» Given problem
Produce an exact transcription of the listing below, omitting the pictures.

» Raw records
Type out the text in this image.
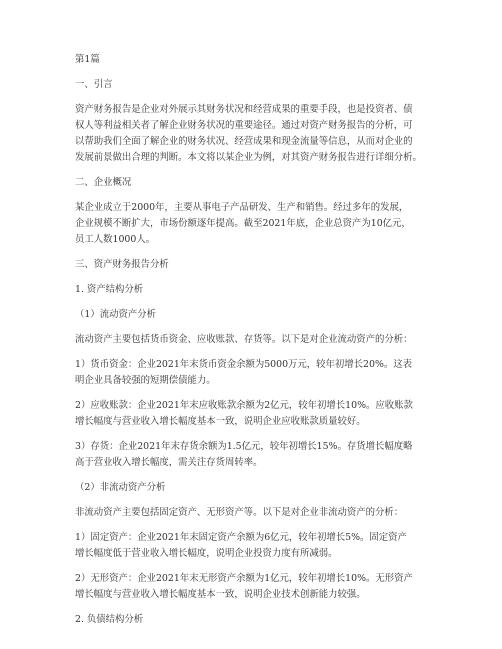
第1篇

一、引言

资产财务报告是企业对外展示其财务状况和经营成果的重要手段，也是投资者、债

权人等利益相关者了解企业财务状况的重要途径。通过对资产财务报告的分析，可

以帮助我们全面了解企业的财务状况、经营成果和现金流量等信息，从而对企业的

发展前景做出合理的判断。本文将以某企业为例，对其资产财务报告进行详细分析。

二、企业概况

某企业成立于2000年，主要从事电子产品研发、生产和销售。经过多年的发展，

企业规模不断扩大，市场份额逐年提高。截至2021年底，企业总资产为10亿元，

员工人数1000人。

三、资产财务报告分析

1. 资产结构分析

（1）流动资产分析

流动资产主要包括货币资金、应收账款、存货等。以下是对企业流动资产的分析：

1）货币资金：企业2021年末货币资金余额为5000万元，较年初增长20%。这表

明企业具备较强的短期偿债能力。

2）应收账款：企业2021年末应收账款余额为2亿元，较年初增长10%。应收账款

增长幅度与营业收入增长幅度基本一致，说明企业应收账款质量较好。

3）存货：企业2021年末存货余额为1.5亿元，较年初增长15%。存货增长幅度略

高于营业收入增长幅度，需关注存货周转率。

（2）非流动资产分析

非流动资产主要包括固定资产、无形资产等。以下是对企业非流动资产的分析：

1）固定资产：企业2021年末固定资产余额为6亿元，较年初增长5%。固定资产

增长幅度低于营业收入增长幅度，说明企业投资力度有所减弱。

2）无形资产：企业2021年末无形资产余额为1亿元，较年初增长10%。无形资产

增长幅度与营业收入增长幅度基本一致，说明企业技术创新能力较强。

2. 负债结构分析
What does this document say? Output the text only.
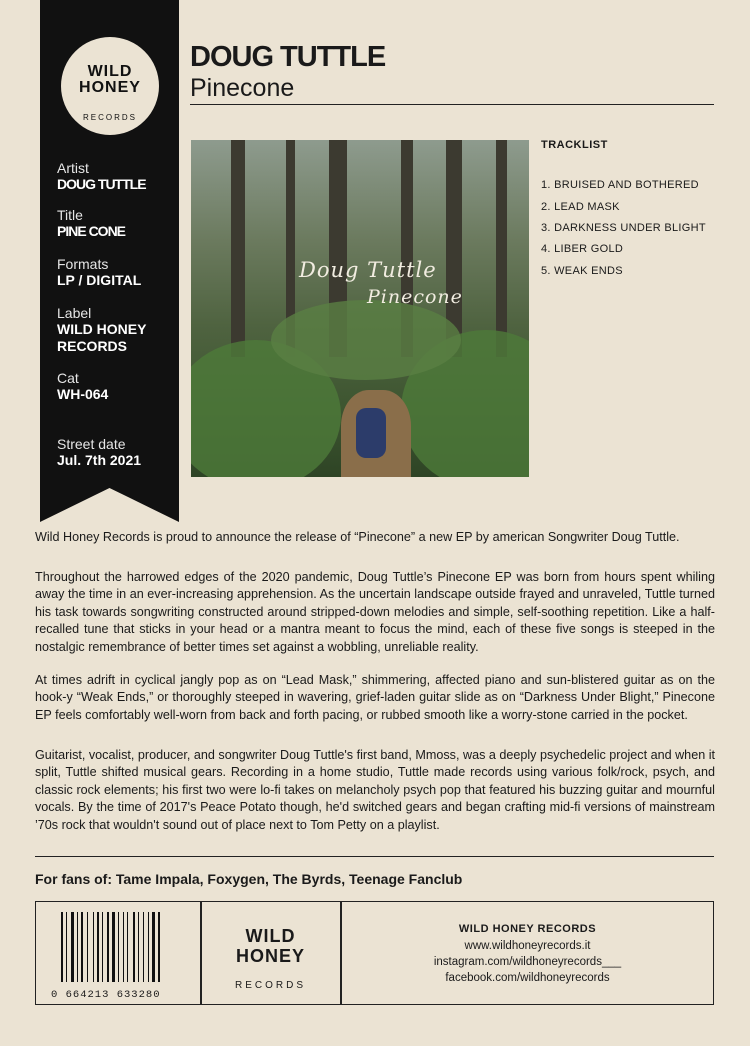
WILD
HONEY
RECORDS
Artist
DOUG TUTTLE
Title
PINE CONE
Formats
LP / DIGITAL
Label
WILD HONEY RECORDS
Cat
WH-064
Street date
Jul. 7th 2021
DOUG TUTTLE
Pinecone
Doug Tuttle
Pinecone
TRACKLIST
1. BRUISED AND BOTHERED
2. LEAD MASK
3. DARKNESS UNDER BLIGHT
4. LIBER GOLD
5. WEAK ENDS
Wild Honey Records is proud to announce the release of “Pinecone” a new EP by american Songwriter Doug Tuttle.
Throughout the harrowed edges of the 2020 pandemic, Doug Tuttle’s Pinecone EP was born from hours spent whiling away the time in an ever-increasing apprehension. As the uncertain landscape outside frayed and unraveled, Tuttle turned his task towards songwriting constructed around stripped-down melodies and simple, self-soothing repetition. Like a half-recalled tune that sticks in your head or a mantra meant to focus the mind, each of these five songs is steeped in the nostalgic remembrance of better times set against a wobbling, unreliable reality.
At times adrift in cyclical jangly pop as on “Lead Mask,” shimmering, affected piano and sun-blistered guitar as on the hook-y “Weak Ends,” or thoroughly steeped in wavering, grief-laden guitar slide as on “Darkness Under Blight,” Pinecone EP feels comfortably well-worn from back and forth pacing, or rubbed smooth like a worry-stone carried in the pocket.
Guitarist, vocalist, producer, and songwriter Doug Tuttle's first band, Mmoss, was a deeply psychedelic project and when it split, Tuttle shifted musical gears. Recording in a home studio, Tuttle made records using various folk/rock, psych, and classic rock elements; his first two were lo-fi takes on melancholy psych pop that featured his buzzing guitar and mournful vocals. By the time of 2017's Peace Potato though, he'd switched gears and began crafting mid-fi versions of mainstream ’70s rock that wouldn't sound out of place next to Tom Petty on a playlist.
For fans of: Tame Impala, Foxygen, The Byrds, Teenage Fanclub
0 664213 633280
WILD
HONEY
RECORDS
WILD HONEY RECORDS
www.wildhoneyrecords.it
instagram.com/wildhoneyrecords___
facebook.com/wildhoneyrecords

» Complete answer
Type out the text in this image.
第1篇

一、引言

资产财务报告是企业对外展示其财务状况和经营成果的重要手段，也是投资者、债

权人等利益相关者了解企业财务状况的重要途径。通过对资产财务报告的分析，可

以帮助我们全面了解企业的财务状况、经营成果和现金流量等信息，从而对企业的

发展前景做出合理的判断。本文将以某企业为例，对其资产财务报告进行详细分析。

二、企业概况

某企业成立于2000年，主要从事电子产品研发、生产和销售。经过多年的发展，

企业规模不断扩大，市场份额逐年提高。截至2021年底，企业总资产为10亿元，

员工人数1000人。

三、资产财务报告分析

1. 资产结构分析

（1）流动资产分析

流动资产主要包括货币资金、应收账款、存货等。以下是对企业流动资产的分析：

1）货币资金：企业2021年末货币资金余额为5000万元，较年初增长20%。这表

明企业具备较强的短期偿债能力。

2）应收账款：企业2021年末应收账款余额为2亿元，较年初增长10%。应收账款

增长幅度与营业收入增长幅度基本一致，说明企业应收账款质量较好。

3）存货：企业2021年末存货余额为1.5亿元，较年初增长15%。存货增长幅度略

高于营业收入增长幅度，需关注存货周转率。

（2）非流动资产分析

非流动资产主要包括固定资产、无形资产等。以下是对企业非流动资产的分析：

1）固定资产：企业2021年末固定资产余额为6亿元，较年初增长5%。固定资产

增长幅度低于营业收入增长幅度，说明企业投资力度有所减弱。

2）无形资产：企业2021年末无形资产余额为1亿元，较年初增长10%。无形资产

增长幅度与营业收入增长幅度基本一致，说明企业技术创新能力较强。

2. 负债结构分析
What does this document say? Output the text only.
WILD
HONEY
RECORDS
Artist
DOUG TUTTLE
Title
PINE CONE
Formats
LP / DIGITAL
Label
WILD HONEY RECORDS
Cat
WH-064
Street date
Jul. 7th 2021
DOUG TUTTLE
Pinecone
Doug Tuttle
Pinecone
TRACKLIST
1. BRUISED AND BOTHERED
2. LEAD MASK
3. DARKNESS UNDER BLIGHT
4. LIBER GOLD
5. WEAK ENDS
Wild Honey Records is proud to announce the release of “Pinecone” a new EP by american Songwriter Doug Tuttle.
Throughout the harrowed edges of the 2020 pandemic, Doug Tuttle’s Pinecone EP was born from hours spent whiling away the time in an ever-increasing apprehension. As the uncertain landscape outside frayed and unraveled, Tuttle turned his task towards songwriting constructed around stripped-down melodies and simple, self-soothing repetition. Like a half-recalled tune that sticks in your head or a mantra meant to focus the mind, each of these five songs is steeped in the nostalgic remembrance of better times set against a wobbling, unreliable reality.
At times adrift in cyclical jangly pop as on “Lead Mask,” shimmering, affected piano and sun-blistered guitar as on the hook-y “Weak Ends,” or thoroughly steeped in wavering, grief-laden guitar slide as on “Darkness Under Blight,” Pinecone EP feels comfortably well-worn from back and forth pacing, or rubbed smooth like a worry-stone carried in the pocket.
Guitarist, vocalist, producer, and songwriter Doug Tuttle's first band, Mmoss, was a deeply psychedelic project and when it split, Tuttle shifted musical gears. Recording in a home studio, Tuttle made records using various folk/rock, psych, and classic rock elements; his first two were lo-fi takes on melancholy psych pop that featured his buzzing guitar and mournful vocals. By the time of 2017's Peace Potato though, he'd switched gears and began crafting mid-fi versions of mainstream ’70s rock that wouldn't sound out of place next to Tom Petty on a playlist.
For fans of: Tame Impala, Foxygen, The Byrds, Teenage Fanclub
0 664213 633280
WILD
HONEY
RECORDS
WILD HONEY RECORDS
www.wildhoneyrecords.it
instagram.com/wildhoneyrecords___
facebook.com/wildhoneyrecords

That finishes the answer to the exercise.